___ RECORD EXCERPTS

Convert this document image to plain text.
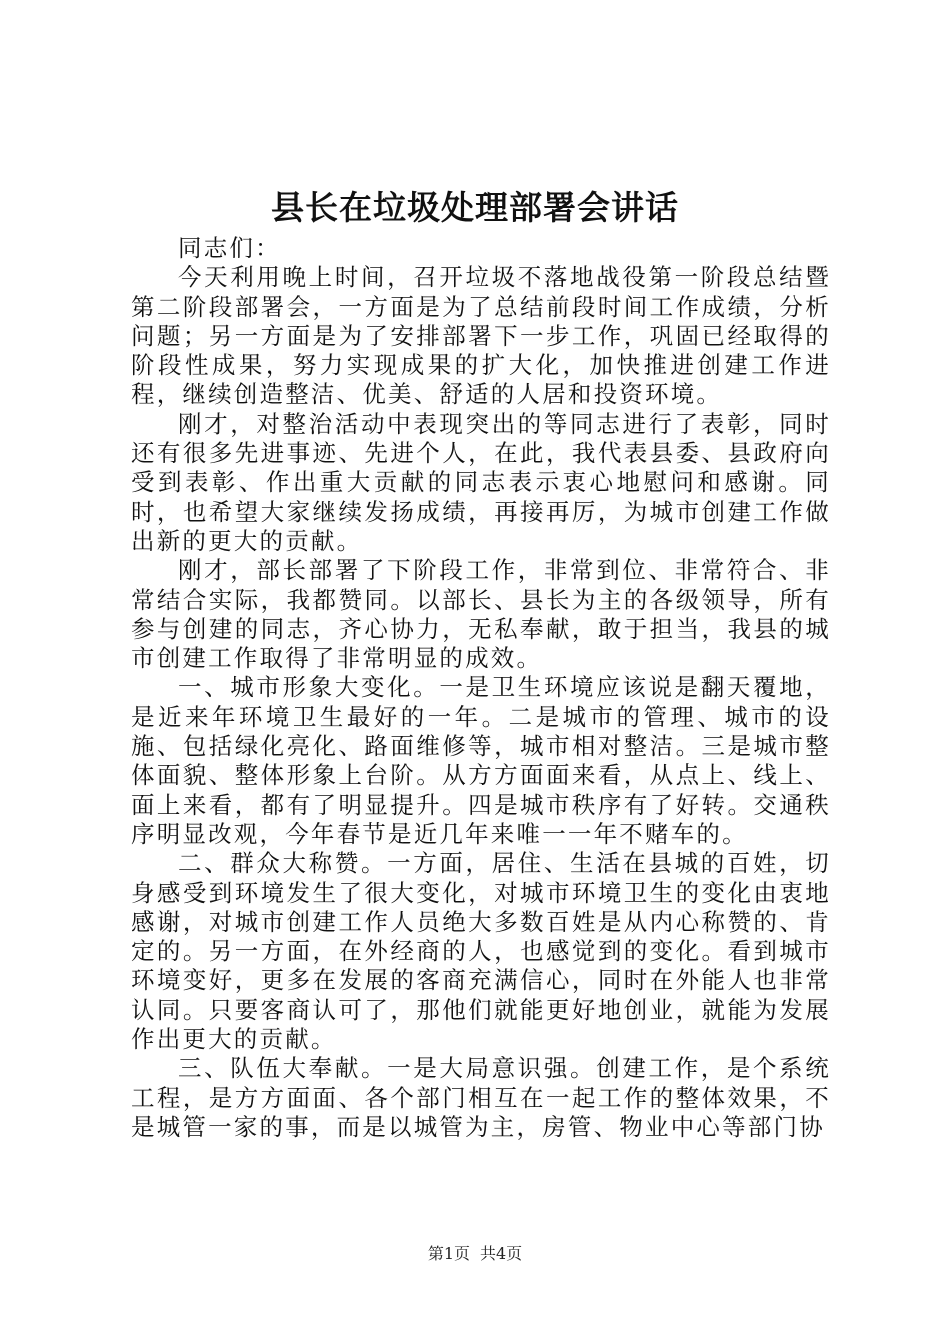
县长在垃圾处理部署会讲话

同志们：

今天利用晚上时间，召开垃圾不落地战役第一阶段总结暨第二阶段部署会，一方面是为了总结前段时间工作成绩，分析问题；另一方面是为了安排部署下一步工作，巩固已经取得的阶段性成果，努力实现成果的扩大化，加快推进创建工作进程，继续创造整洁、优美、舒适的人居和投资环境。

刚才，对整治活动中表现突出的等同志进行了表彰，同时还有很多先进事迹、先进个人，在此，我代表县委、县政府向受到表彰、作出重大贡献的同志表示衷心地慰问和感谢。同时，也希望大家继续发扬成绩，再接再厉，为城市创建工作做出新的更大的贡献。

刚才，部长部署了下阶段工作，非常到位、非常符合、非常结合实际，我都赞同。以部长、县长为主的各级领导，所有参与创建的同志，齐心协力，无私奉献，敢于担当，我县的城市创建工作取得了非常明显的成效。

一、城市形象大变化。一是卫生环境应该说是翻天覆地，是近来年环境卫生最好的一年。二是城市的管理、城市的设施、包括绿化亮化、路面维修等，城市相对整洁。三是城市整体面貌、整体形象上台阶。从方方面面来看，从点上、线上、面上来看，都有了明显提升。四是城市秩序有了好转。交通秩序明显改观，今年春节是近几年来唯一一年不赌车的。

二、群众大称赞。一方面，居住、生活在县城的百姓，切身感受到环境发生了很大变化，对城市环境卫生的变化由衷地感谢，对城市创建工作人员绝大多数百姓是从内心称赞的、肯定的。另一方面，在外经商的人，也感觉到的变化。看到城市环境变好，更多在发展的客商充满信心，同时在外能人也非常认同。只要客商认可了，那他们就能更好地创业，就能为发展作出更大的贡献。

三、队伍大奉献。一是大局意识强。创建工作，是个系统工程，是方方面面、各个部门相互在一起工作的整体效果，不是城管一家的事，而是以城管为主，房管、物业中心等部门协

第1页 共4页
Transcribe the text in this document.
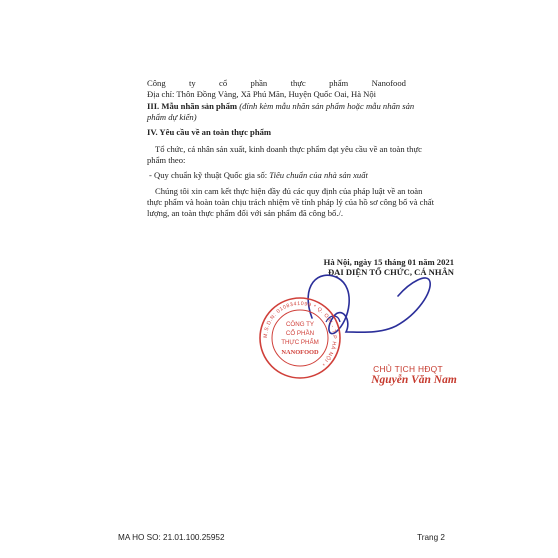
Công	ty	cổ	phần	thực	phẩm	Nanofood
Địa chỉ: Thôn Đồng Vàng, Xã Phú Mãn, Huyện Quốc Oai, Hà Nội
III. Mẫu nhãn sản phẩm (đính kèm mẫu nhãn sản phẩm hoặc mẫu nhãn sản
phẩm dự kiến)
IV. Yêu cầu về an toàn thực phẩm
Tổ chức, cá nhân sản xuất, kinh doanh thực phẩm đạt yêu cầu về an toàn thực
phẩm theo:
- Quy chuẩn kỹ thuật Quốc gia số: Tiêu chuẩn của nhà sản xuất
Chúng tôi xin cam kết thực hiện đầy đủ các quy định của pháp luật về an toàn
thực phẩm và hoàn toàn chịu trách nhiệm về tính pháp lý của hồ sơ công bố và chất
lượng, an toàn thực phẩm đối với sản phẩm đã công bố./.
Hà Nội, ngày 15 tháng 01 năm 2021
ĐẠI DIỆN TỔ CHỨC, CÁ NHÂN
M.S.D.N: 0108341099 * Q. OAI - T.P HÀ NỘI *
CÔNG TY
CỔ PHẦN
THỰC PHẨM
NANOFOOD
CHỦ TỊCH HĐQT
Nguyễn Văn Nam
MA HO SO: 21.01.100.25952	Trang 2
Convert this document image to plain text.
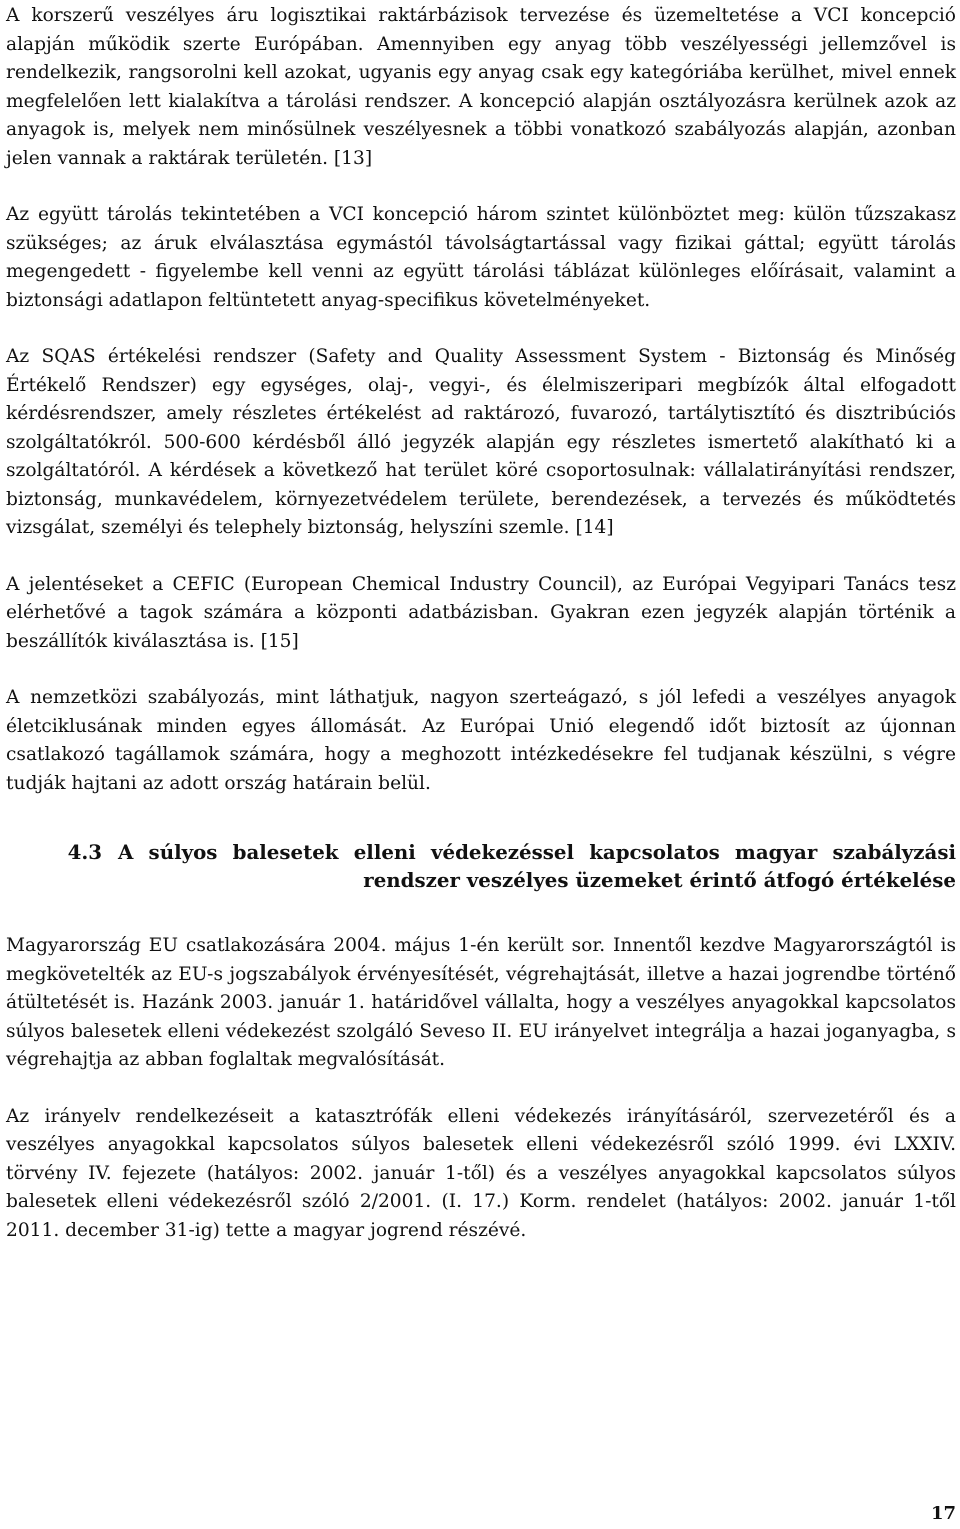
A korszerű veszélyes áru logisztikai raktárbázisok tervezése és üzemeltetése a VCI koncepció alapján működik szerte Európában. Amennyiben egy anyag több veszélyességi jellemzővel is rendelkezik, rangsorolni kell azokat, ugyanis egy anyag csak egy kategóriába kerülhet, mivel ennek megfelelően lett kialakítva a tárolási rendszer. A koncepció alapján osztályozásra kerülnek azok az anyagok is, melyek nem minősülnek veszélyesnek a többi vonatkozó szabályozás alapján, azonban jelen vannak a raktárak területén. [13]

Az együtt tárolás tekintetében a VCI koncepció három szintet különböztet meg: külön tűzszakasz szükséges; az áruk elválasztása egymástól távolságtartással vagy fizikai gáttal; együtt tárolás megengedett - figyelembe kell venni az együtt tárolási táblázat különleges előírásait, valamint a biztonsági adatlapon feltüntetett anyag-specifikus követelményeket.

Az SQAS értékelési rendszer (Safety and Quality Assessment System - Biztonság és Minőség Értékelő Rendszer) egy egységes, olaj-, vegyi-, és élelmiszeripari megbízók által elfogadott kérdésrendszer, amely részletes értékelést ad raktározó, fuvarozó, tartálytisztító és disztribúciós szolgáltatókról. 500-600 kérdésből álló jegyzék alapján egy részletes ismertető alakítható ki a szolgáltatóról. A kérdések a következő hat terület köré csoportosulnak: vállalatirányítási rendszer, biztonság, munkavédelem, környezetvédelem területe, berendezések, a tervezés és működtetés vizsgálat, személyi és telephely biztonság, helyszíni szemle. [14]

A jelentéseket a CEFIC (European Chemical Industry Council), az Európai Vegyipari Tanács tesz elérhetővé a tagok számára a központi adatbázisban. Gyakran ezen jegyzék alapján történik a beszállítók kiválasztása is. [15]

A nemzetközi szabályozás, mint láthatjuk, nagyon szerteágazó, s jól lefedi a veszélyes anyagok életciklusának minden egyes állomását. Az Európai Unió elegendő időt biztosít az újonnan csatlakozó tagállamok számára, hogy a meghozott intézkedésekre fel tudjanak készülni, s végre tudják hajtani az adott ország határain belül.

4.3 A súlyos balesetek elleni védekezéssel kapcsolatos magyar szabályzási rendszer veszélyes üzemeket érintő átfogó értékelése

Magyarország EU csatlakozására 2004. május 1-én került sor. Innentől kezdve Magyarországtól is megkövetelték az EU-s jogszabályok érvényesítését, végrehajtását, illetve a hazai jogrendbe történő átültetését is. Hazánk 2003. január 1. határidővel vállalta, hogy a veszélyes anyagokkal kapcsolatos súlyos balesetek elleni védekezést szolgáló Seveso II. EU irányelvet integrálja a hazai joganyagba, s végrehajtja az abban foglaltak megvalósítását.

Az irányelv rendelkezéseit a katasztrófák elleni védekezés irányításáról, szervezetéről és a veszélyes anyagokkal kapcsolatos súlyos balesetek elleni védekezésről szóló 1999. évi LXXIV. törvény IV. fejezete (hatályos: 2002. január 1-től) és a veszélyes anyagokkal kapcsolatos súlyos balesetek elleni védekezésről szóló 2/2001. (I. 17.) Korm. rendelet (hatályos: 2002. január 1-től 2011. december 31-ig) tette a magyar jogrend részévé.

17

______

Write out the whole listing again, exactly, with no pictures.

FINISHED ANSWER:
Convert this document image to plain text.
县长在垃圾处理部署会讲话

同志们：

今天利用晚上时间，召开垃圾不落地战役第一阶段总结暨第二阶段部署会，一方面是为了总结前段时间工作成绩，分析问题；另一方面是为了安排部署下一步工作，巩固已经取得的阶段性成果，努力实现成果的扩大化，加快推进创建工作进程，继续创造整洁、优美、舒适的人居和投资环境。

刚才，对整治活动中表现突出的等同志进行了表彰，同时还有很多先进事迹、先进个人，在此，我代表县委、县政府向受到表彰、作出重大贡献的同志表示衷心地慰问和感谢。同时，也希望大家继续发扬成绩，再接再厉，为城市创建工作做出新的更大的贡献。

刚才，部长部署了下阶段工作，非常到位、非常符合、非常结合实际，我都赞同。以部长、县长为主的各级领导，所有参与创建的同志，齐心协力，无私奉献，敢于担当，我县的城市创建工作取得了非常明显的成效。

一、城市形象大变化。一是卫生环境应该说是翻天覆地，是近来年环境卫生最好的一年。二是城市的管理、城市的设施、包括绿化亮化、路面维修等，城市相对整洁。三是城市整体面貌、整体形象上台阶。从方方面面来看，从点上、线上、面上来看，都有了明显提升。四是城市秩序有了好转。交通秩序明显改观，今年春节是近几年来唯一一年不赌车的。

二、群众大称赞。一方面，居住、生活在县城的百姓，切身感受到环境发生了很大变化，对城市环境卫生的变化由衷地感谢，对城市创建工作人员绝大多数百姓是从内心称赞的、肯定的。另一方面，在外经商的人，也感觉到的变化。看到城市环境变好，更多在发展的客商充满信心，同时在外能人也非常认同。只要客商认可了，那他们就能更好地创业，就能为发展作出更大的贡献。

三、队伍大奉献。一是大局意识强。创建工作，是个系统工程，是方方面面、各个部门相互在一起工作的整体效果，不是城管一家的事，而是以城管为主，房管、物业中心等部门协

第1页 共4页
Transcribe the text in this document.
Công	ty	cổ	phần	thực	phẩm	Nanofood
Địa chỉ: Thôn Đồng Vàng, Xã Phú Mãn, Huyện Quốc Oai, Hà Nội
III. Mẫu nhãn sản phẩm (đính kèm mẫu nhãn sản phẩm hoặc mẫu nhãn sản
phẩm dự kiến)
IV. Yêu cầu về an toàn thực phẩm
Tổ chức, cá nhân sản xuất, kinh doanh thực phẩm đạt yêu cầu về an toàn thực
phẩm theo:
- Quy chuẩn kỹ thuật Quốc gia số: Tiêu chuẩn của nhà sản xuất
Chúng tôi xin cam kết thực hiện đầy đủ các quy định của pháp luật về an toàn
thực phẩm và hoàn toàn chịu trách nhiệm về tính pháp lý của hồ sơ công bố và chất
lượng, an toàn thực phẩm đối với sản phẩm đã công bố./.
Hà Nội, ngày 15 tháng 01 năm 2021
ĐẠI DIỆN TỔ CHỨC, CÁ NHÂN
M.S.D.N: 0108341099 * Q. OAI - T.P HÀ NỘI *
CÔNG TY
CỔ PHẦN
THỰC PHẨM
NANOFOOD
CHỦ TỊCH HĐQT
Nguyễn Văn Nam
MA HO SO: 21.01.100.25952	Trang 2
Convert this document image to plain text.
A korszerű veszélyes áru logisztikai raktárbázisok tervezése és üzemeltetése a VCI koncepció alapján működik szerte Európában. Amennyiben egy anyag több veszélyességi jellemzővel is rendelkezik, rangsorolni kell azokat, ugyanis egy anyag csak egy kategóriába kerülhet, mivel ennek megfelelően lett kialakítva a tárolási rendszer. A koncepció alapján osztályozásra kerülnek azok az anyagok is, melyek nem minősülnek veszélyesnek a többi vonatkozó szabályozás alapján, azonban jelen vannak a raktárak területén. [13]

Az együtt tárolás tekintetében a VCI koncepció három szintet különböztet meg: külön tűzszakasz szükséges; az áruk elválasztása egymástól távolságtartással vagy fizikai gáttal; együtt tárolás megengedett - figyelembe kell venni az együtt tárolási táblázat különleges előírásait, valamint a biztonsági adatlapon feltüntetett anyag-specifikus követelményeket.

Az SQAS értékelési rendszer (Safety and Quality Assessment System - Biztonság és Minőség Értékelő Rendszer) egy egységes, olaj-, vegyi-, és élelmiszeripari megbízók által elfogadott kérdésrendszer, amely részletes értékelést ad raktározó, fuvarozó, tartálytisztító és disztribúciós szolgáltatókról. 500-600 kérdésből álló jegyzék alapján egy részletes ismertető alakítható ki a szolgáltatóról. A kérdések a következő hat terület köré csoportosulnak: vállalatirányítási rendszer, biztonság, munkavédelem, környezetvédelem területe, berendezések, a tervezés és működtetés vizsgálat, személyi és telephely biztonság, helyszíni szemle. [14]

A jelentéseket a CEFIC (European Chemical Industry Council), az Európai Vegyipari Tanács tesz elérhetővé a tagok számára a központi adatbázisban. Gyakran ezen jegyzék alapján történik a beszállítók kiválasztása is. [15]

A nemzetközi szabályozás, mint láthatjuk, nagyon szerteágazó, s jól lefedi a veszélyes anyagok életciklusának minden egyes állomását. Az Európai Unió elegendő időt biztosít az újonnan csatlakozó tagállamok számára, hogy a meghozott intézkedésekre fel tudjanak készülni, s végre tudják hajtani az adott ország határain belül.

4.3 A súlyos balesetek elleni védekezéssel kapcsolatos magyar szabályzási rendszer veszélyes üzemeket érintő átfogó értékelése

Magyarország EU csatlakozására 2004. május 1-én került sor. Innentől kezdve Magyarországtól is megkövetelték az EU-s jogszabályok érvényesítését, végrehajtását, illetve a hazai jogrendbe történő átültetését is. Hazánk 2003. január 1. határidővel vállalta, hogy a veszélyes anyagokkal kapcsolatos súlyos balesetek elleni védekezést szolgáló Seveso II. EU irányelvet integrálja a hazai joganyagba, s végrehajtja az abban foglaltak megvalósítását.

Az irányelv rendelkezéseit a katasztrófák elleni védekezés irányításáról, szervezetéről és a veszélyes anyagokkal kapcsolatos súlyos balesetek elleni védekezésről szóló 1999. évi LXXIV. törvény IV. fejezete (hatályos: 2002. január 1-től) és a veszélyes anyagokkal kapcsolatos súlyos balesetek elleni védekezésről szóló 2/2001. (I. 17.) Korm. rendelet (hatályos: 2002. január 1-től 2011. december 31-ig) tette a magyar jogrend részévé.

17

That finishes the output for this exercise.